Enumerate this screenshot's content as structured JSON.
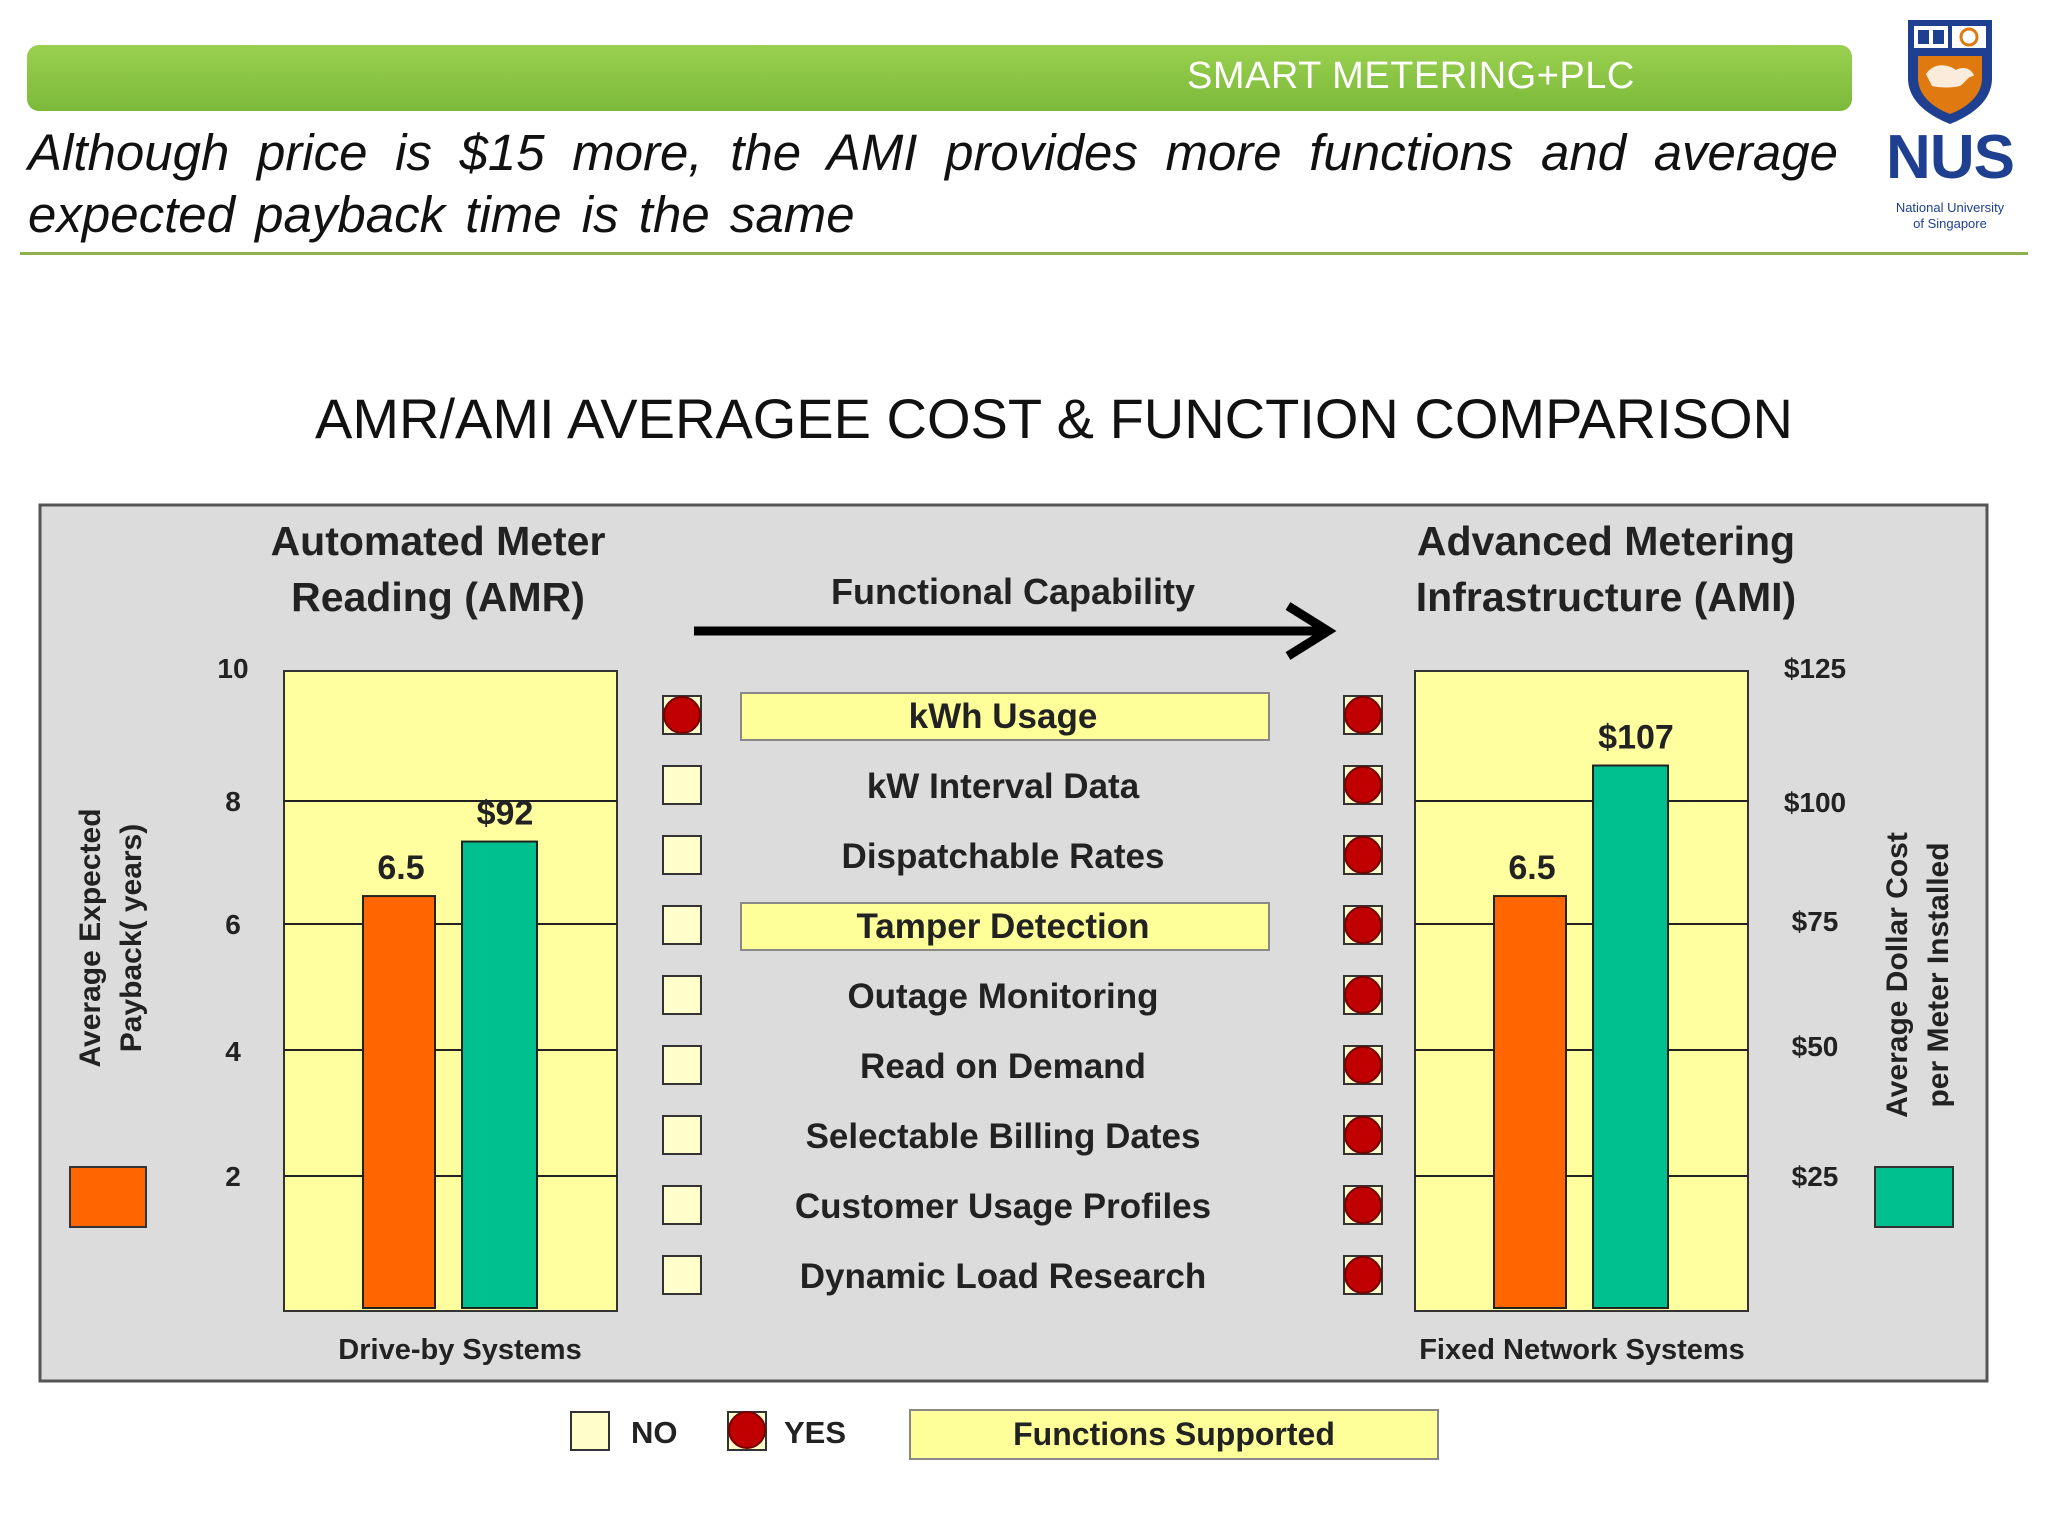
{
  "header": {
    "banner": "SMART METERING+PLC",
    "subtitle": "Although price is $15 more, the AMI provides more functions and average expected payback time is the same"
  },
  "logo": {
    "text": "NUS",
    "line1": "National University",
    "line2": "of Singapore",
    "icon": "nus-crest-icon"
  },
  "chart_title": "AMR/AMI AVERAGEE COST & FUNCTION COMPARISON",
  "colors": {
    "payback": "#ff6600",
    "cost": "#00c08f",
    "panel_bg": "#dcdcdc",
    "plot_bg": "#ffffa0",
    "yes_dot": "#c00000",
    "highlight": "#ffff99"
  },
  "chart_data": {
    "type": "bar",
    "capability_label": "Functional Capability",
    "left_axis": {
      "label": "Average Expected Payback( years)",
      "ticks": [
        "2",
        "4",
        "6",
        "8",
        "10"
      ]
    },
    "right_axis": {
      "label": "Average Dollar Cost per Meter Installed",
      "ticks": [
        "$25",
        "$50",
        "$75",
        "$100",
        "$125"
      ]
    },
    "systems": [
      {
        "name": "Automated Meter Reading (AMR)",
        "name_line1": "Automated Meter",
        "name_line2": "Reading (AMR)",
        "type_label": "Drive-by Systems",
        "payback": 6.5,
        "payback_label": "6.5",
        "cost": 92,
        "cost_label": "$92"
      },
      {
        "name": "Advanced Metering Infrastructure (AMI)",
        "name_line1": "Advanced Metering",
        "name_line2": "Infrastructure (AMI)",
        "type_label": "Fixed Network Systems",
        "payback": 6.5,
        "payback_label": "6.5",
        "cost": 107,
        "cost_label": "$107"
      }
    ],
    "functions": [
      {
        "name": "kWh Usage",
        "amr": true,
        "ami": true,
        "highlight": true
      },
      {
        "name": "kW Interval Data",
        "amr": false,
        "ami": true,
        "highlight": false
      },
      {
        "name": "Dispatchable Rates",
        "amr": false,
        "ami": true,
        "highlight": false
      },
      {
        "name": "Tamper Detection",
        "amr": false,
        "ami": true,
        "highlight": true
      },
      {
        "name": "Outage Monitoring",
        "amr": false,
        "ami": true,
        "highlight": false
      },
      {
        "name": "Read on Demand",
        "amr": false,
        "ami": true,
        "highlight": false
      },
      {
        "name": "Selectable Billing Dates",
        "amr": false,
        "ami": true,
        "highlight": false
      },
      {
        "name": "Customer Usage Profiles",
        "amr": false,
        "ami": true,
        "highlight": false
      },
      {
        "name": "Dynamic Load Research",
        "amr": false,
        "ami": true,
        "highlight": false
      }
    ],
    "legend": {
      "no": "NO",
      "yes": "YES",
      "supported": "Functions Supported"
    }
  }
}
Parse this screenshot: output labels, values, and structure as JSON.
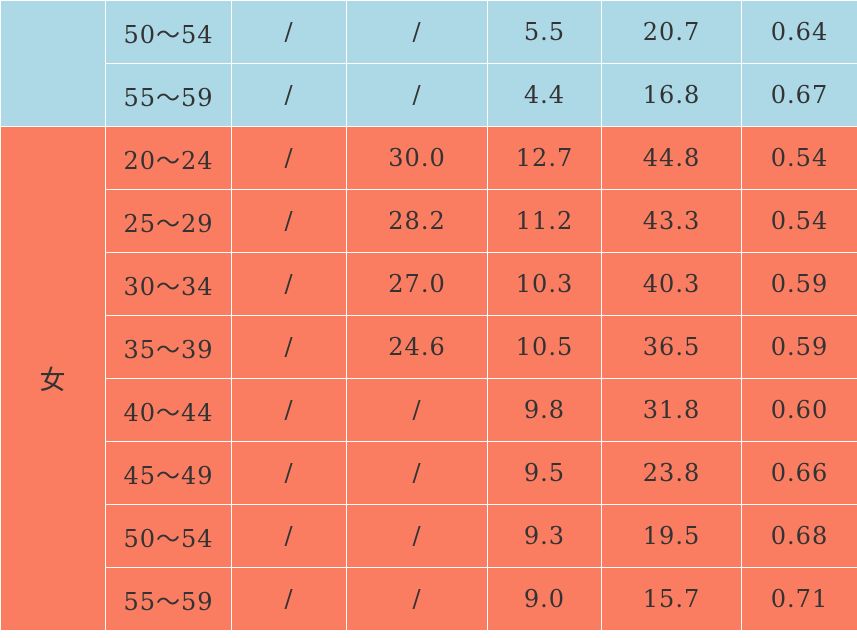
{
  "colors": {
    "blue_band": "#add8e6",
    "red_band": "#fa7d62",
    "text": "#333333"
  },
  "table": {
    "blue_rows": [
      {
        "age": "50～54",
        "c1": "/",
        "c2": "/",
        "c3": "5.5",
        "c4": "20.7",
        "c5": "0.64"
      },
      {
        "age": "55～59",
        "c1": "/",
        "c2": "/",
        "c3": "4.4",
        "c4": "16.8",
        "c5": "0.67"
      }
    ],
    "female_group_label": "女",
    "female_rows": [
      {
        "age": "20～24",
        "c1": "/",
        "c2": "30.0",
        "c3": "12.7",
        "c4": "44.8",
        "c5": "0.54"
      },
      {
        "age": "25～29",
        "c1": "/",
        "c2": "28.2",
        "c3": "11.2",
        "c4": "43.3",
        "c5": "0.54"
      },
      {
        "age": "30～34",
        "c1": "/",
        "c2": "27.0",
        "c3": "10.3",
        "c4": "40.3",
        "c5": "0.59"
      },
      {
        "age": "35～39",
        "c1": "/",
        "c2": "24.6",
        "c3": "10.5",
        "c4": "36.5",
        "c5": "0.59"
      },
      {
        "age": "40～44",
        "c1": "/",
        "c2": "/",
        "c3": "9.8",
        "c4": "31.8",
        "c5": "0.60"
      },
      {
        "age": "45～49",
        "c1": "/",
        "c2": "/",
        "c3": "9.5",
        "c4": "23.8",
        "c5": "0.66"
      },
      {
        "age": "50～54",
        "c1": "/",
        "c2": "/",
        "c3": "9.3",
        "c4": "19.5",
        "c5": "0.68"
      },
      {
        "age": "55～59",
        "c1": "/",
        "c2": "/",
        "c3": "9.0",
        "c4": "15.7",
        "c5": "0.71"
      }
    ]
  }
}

> Request: Without including any pictures, print all of the material exactly as given.

> Result:
Enumerate this screenshot's content as structured JSON.
{
  "header": {
    "banner": "SMART METERING+PLC",
    "subtitle": "Although price is $15 more, the AMI provides more functions and average expected payback time is the same"
  },
  "logo": {
    "text": "NUS",
    "line1": "National University",
    "line2": "of Singapore",
    "icon": "nus-crest-icon"
  },
  "chart_title": "AMR/AMI AVERAGEE COST & FUNCTION COMPARISON",
  "colors": {
    "payback": "#ff6600",
    "cost": "#00c08f",
    "panel_bg": "#dcdcdc",
    "plot_bg": "#ffffa0",
    "yes_dot": "#c00000",
    "highlight": "#ffff99"
  },
  "chart_data": {
    "type": "bar",
    "capability_label": "Functional Capability",
    "left_axis": {
      "label": "Average Expected Payback( years)",
      "ticks": [
        "2",
        "4",
        "6",
        "8",
        "10"
      ]
    },
    "right_axis": {
      "label": "Average Dollar Cost per Meter Installed",
      "ticks": [
        "$25",
        "$50",
        "$75",
        "$100",
        "$125"
      ]
    },
    "systems": [
      {
        "name": "Automated Meter Reading (AMR)",
        "name_line1": "Automated Meter",
        "name_line2": "Reading (AMR)",
        "type_label": "Drive-by Systems",
        "payback": 6.5,
        "payback_label": "6.5",
        "cost": 92,
        "cost_label": "$92"
      },
      {
        "name": "Advanced Metering Infrastructure (AMI)",
        "name_line1": "Advanced Metering",
        "name_line2": "Infrastructure (AMI)",
        "type_label": "Fixed Network Systems",
        "payback": 6.5,
        "payback_label": "6.5",
        "cost": 107,
        "cost_label": "$107"
      }
    ],
    "functions": [
      {
        "name": "kWh Usage",
        "amr": true,
        "ami": true,
        "highlight": true
      },
      {
        "name": "kW Interval Data",
        "amr": false,
        "ami": true,
        "highlight": false
      },
      {
        "name": "Dispatchable Rates",
        "amr": false,
        "ami": true,
        "highlight": false
      },
      {
        "name": "Tamper Detection",
        "amr": false,
        "ami": true,
        "highlight": true
      },
      {
        "name": "Outage Monitoring",
        "amr": false,
        "ami": true,
        "highlight": false
      },
      {
        "name": "Read on Demand",
        "amr": false,
        "ami": true,
        "highlight": false
      },
      {
        "name": "Selectable Billing Dates",
        "amr": false,
        "ami": true,
        "highlight": false
      },
      {
        "name": "Customer Usage Profiles",
        "amr": false,
        "ami": true,
        "highlight": false
      },
      {
        "name": "Dynamic Load Research",
        "amr": false,
        "ami": true,
        "highlight": false
      }
    ],
    "legend": {
      "no": "NO",
      "yes": "YES",
      "supported": "Functions Supported"
    }
  }
}
Parse this screenshot: output labels, values, and structure as JSON.
{
  "colors": {
    "blue_band": "#add8e6",
    "red_band": "#fa7d62",
    "text": "#333333"
  },
  "table": {
    "blue_rows": [
      {
        "age": "50～54",
        "c1": "/",
        "c2": "/",
        "c3": "5.5",
        "c4": "20.7",
        "c5": "0.64"
      },
      {
        "age": "55～59",
        "c1": "/",
        "c2": "/",
        "c3": "4.4",
        "c4": "16.8",
        "c5": "0.67"
      }
    ],
    "female_group_label": "女",
    "female_rows": [
      {
        "age": "20～24",
        "c1": "/",
        "c2": "30.0",
        "c3": "12.7",
        "c4": "44.8",
        "c5": "0.54"
      },
      {
        "age": "25～29",
        "c1": "/",
        "c2": "28.2",
        "c3": "11.2",
        "c4": "43.3",
        "c5": "0.54"
      },
      {
        "age": "30～34",
        "c1": "/",
        "c2": "27.0",
        "c3": "10.3",
        "c4": "40.3",
        "c5": "0.59"
      },
      {
        "age": "35～39",
        "c1": "/",
        "c2": "24.6",
        "c3": "10.5",
        "c4": "36.5",
        "c5": "0.59"
      },
      {
        "age": "40～44",
        "c1": "/",
        "c2": "/",
        "c3": "9.8",
        "c4": "31.8",
        "c5": "0.60"
      },
      {
        "age": "45～49",
        "c1": "/",
        "c2": "/",
        "c3": "9.5",
        "c4": "23.8",
        "c5": "0.66"
      },
      {
        "age": "50～54",
        "c1": "/",
        "c2": "/",
        "c3": "9.3",
        "c4": "19.5",
        "c5": "0.68"
      },
      {
        "age": "55～59",
        "c1": "/",
        "c2": "/",
        "c3": "9.0",
        "c4": "15.7",
        "c5": "0.71"
      }
    ]
  }
}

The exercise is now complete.